→ What is needed
Extract all lines that hold "Islamic" from the records below.
━━━━
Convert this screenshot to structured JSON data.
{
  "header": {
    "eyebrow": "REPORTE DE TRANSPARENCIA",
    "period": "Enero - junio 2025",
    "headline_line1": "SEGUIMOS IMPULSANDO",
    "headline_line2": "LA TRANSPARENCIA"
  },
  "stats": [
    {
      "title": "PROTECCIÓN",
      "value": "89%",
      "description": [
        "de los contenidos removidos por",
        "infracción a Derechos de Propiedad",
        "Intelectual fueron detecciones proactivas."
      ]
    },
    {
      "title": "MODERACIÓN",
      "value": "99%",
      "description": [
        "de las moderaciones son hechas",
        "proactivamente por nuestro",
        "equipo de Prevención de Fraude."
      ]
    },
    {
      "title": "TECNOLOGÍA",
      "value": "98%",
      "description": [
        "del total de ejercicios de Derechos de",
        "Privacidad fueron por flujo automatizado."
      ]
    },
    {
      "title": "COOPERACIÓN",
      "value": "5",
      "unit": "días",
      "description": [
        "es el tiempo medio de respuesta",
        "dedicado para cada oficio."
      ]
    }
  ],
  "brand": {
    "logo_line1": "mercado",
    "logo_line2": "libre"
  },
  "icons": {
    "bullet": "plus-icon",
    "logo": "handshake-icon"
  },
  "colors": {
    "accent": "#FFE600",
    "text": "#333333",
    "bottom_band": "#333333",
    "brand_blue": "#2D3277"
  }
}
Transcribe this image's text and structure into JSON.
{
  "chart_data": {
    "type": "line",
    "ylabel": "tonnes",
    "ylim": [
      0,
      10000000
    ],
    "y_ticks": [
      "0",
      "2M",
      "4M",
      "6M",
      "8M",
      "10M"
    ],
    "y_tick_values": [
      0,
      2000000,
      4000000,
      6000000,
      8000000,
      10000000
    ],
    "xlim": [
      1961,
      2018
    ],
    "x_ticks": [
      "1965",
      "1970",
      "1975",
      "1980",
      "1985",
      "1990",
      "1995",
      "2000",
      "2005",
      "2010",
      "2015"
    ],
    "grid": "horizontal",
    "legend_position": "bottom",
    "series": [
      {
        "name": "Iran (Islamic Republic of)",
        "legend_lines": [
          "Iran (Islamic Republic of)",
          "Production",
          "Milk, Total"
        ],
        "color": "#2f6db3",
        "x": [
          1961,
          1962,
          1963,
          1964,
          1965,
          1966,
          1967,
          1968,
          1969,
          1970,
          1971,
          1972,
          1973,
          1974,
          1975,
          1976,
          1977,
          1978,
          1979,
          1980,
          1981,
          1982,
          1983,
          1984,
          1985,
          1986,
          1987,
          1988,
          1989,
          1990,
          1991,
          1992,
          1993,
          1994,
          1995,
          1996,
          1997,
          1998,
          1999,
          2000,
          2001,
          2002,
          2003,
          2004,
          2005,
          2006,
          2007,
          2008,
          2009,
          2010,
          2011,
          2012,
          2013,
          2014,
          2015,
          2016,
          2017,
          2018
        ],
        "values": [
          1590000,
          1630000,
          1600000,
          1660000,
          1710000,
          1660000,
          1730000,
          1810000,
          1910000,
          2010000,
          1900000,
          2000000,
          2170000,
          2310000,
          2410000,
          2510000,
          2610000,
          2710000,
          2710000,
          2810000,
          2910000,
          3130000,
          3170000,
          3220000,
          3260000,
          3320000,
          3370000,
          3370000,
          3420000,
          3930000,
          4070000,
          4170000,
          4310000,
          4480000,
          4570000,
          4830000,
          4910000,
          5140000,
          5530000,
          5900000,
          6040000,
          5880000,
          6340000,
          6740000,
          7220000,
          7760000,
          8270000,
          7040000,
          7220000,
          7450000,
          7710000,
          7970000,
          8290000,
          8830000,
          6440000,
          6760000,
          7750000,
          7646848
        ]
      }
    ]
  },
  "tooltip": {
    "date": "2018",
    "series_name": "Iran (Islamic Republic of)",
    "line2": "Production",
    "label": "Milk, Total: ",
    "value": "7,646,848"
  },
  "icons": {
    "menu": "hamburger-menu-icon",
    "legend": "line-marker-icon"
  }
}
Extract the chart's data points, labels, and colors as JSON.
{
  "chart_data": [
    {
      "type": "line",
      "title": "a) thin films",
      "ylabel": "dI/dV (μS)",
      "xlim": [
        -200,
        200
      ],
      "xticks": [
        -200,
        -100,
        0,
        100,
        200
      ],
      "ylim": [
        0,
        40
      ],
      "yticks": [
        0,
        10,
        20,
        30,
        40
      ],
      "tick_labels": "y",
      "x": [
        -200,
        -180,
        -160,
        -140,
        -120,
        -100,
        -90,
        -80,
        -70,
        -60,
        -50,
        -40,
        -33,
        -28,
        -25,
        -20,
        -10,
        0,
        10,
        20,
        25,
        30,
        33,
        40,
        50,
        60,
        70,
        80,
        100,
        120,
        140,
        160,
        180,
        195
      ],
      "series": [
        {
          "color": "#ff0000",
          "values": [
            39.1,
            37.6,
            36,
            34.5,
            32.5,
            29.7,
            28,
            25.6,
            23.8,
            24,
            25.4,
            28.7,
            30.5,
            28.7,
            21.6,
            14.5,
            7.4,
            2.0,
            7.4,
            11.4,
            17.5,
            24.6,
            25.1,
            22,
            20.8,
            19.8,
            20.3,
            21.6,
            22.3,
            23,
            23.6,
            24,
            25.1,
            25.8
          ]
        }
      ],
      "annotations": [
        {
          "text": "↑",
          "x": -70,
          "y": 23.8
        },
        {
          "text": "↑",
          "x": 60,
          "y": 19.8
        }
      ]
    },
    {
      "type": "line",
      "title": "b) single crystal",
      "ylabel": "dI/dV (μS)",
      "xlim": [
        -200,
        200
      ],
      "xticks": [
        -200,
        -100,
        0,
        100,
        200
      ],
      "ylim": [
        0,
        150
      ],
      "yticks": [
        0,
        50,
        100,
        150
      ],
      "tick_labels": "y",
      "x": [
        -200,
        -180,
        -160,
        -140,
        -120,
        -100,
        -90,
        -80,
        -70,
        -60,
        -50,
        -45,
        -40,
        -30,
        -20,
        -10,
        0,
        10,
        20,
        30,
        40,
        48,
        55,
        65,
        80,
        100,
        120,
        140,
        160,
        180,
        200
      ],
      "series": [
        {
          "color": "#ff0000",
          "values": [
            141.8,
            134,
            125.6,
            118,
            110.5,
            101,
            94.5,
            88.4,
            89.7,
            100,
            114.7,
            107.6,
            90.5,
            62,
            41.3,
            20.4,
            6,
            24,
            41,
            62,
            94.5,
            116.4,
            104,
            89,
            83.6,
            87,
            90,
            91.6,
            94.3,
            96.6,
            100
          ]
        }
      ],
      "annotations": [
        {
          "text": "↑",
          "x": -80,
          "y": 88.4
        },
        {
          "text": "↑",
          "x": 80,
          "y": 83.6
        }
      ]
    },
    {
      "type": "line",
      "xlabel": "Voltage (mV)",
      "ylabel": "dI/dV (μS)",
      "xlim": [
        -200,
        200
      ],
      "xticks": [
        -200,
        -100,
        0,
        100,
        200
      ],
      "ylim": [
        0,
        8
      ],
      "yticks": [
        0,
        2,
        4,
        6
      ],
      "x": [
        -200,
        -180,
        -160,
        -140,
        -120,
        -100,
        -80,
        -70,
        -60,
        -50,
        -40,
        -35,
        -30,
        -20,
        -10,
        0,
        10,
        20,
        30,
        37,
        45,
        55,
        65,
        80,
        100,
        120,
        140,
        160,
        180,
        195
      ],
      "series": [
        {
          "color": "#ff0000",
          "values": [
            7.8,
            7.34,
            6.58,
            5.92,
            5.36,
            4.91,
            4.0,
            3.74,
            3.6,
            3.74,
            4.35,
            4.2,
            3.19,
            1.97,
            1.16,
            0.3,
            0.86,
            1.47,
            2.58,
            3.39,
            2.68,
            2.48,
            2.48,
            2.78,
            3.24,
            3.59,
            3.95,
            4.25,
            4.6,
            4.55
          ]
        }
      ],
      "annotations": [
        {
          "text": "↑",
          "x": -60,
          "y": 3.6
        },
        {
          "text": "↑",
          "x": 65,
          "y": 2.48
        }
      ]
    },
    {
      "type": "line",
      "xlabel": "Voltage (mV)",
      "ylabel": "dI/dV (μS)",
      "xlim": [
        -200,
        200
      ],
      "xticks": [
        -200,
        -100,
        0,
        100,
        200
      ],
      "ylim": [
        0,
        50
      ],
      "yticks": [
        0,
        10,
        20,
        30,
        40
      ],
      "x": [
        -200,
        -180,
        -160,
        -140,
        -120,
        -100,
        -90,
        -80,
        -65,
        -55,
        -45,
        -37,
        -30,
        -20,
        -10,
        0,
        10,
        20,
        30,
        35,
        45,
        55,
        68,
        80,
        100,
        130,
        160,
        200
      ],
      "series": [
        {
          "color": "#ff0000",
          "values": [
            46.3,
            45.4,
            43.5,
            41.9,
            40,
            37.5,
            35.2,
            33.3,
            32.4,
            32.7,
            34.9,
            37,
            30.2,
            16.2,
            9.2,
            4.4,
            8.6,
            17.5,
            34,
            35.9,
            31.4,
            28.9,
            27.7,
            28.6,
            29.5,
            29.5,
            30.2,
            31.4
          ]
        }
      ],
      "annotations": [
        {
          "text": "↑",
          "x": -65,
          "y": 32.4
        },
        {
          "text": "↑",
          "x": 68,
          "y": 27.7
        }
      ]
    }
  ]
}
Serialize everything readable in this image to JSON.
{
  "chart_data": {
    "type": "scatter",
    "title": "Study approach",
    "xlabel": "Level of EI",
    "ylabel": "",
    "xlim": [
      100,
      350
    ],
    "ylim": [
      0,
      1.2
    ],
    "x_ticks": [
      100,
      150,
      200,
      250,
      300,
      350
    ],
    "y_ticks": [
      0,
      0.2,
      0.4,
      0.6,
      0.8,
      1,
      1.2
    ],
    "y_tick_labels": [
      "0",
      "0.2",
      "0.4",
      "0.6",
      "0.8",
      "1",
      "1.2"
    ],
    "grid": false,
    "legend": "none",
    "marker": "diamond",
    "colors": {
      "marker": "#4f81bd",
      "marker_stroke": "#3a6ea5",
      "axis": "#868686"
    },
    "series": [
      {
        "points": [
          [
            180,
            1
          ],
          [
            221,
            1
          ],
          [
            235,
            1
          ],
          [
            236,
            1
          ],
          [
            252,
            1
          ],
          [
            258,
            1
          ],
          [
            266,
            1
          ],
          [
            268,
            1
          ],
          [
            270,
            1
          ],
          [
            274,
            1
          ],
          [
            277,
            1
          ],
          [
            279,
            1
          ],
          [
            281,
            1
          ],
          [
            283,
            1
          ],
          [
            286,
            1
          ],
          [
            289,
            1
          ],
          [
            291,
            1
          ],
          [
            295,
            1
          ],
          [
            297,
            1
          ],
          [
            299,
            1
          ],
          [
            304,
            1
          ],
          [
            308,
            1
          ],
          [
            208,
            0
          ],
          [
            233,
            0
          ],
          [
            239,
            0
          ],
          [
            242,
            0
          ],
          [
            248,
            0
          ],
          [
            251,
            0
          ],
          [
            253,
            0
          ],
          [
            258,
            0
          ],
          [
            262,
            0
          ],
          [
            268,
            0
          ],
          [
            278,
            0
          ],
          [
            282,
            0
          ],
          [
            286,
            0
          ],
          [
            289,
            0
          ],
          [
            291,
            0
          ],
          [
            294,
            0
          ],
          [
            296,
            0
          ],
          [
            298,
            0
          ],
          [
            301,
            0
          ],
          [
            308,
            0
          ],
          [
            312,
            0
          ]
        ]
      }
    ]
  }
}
━━━━
→ Output
        "name": "Iran (Islamic Republic of)",
          "Iran (Islamic Republic of)",
    "series_name": "Iran (Islamic Republic of)",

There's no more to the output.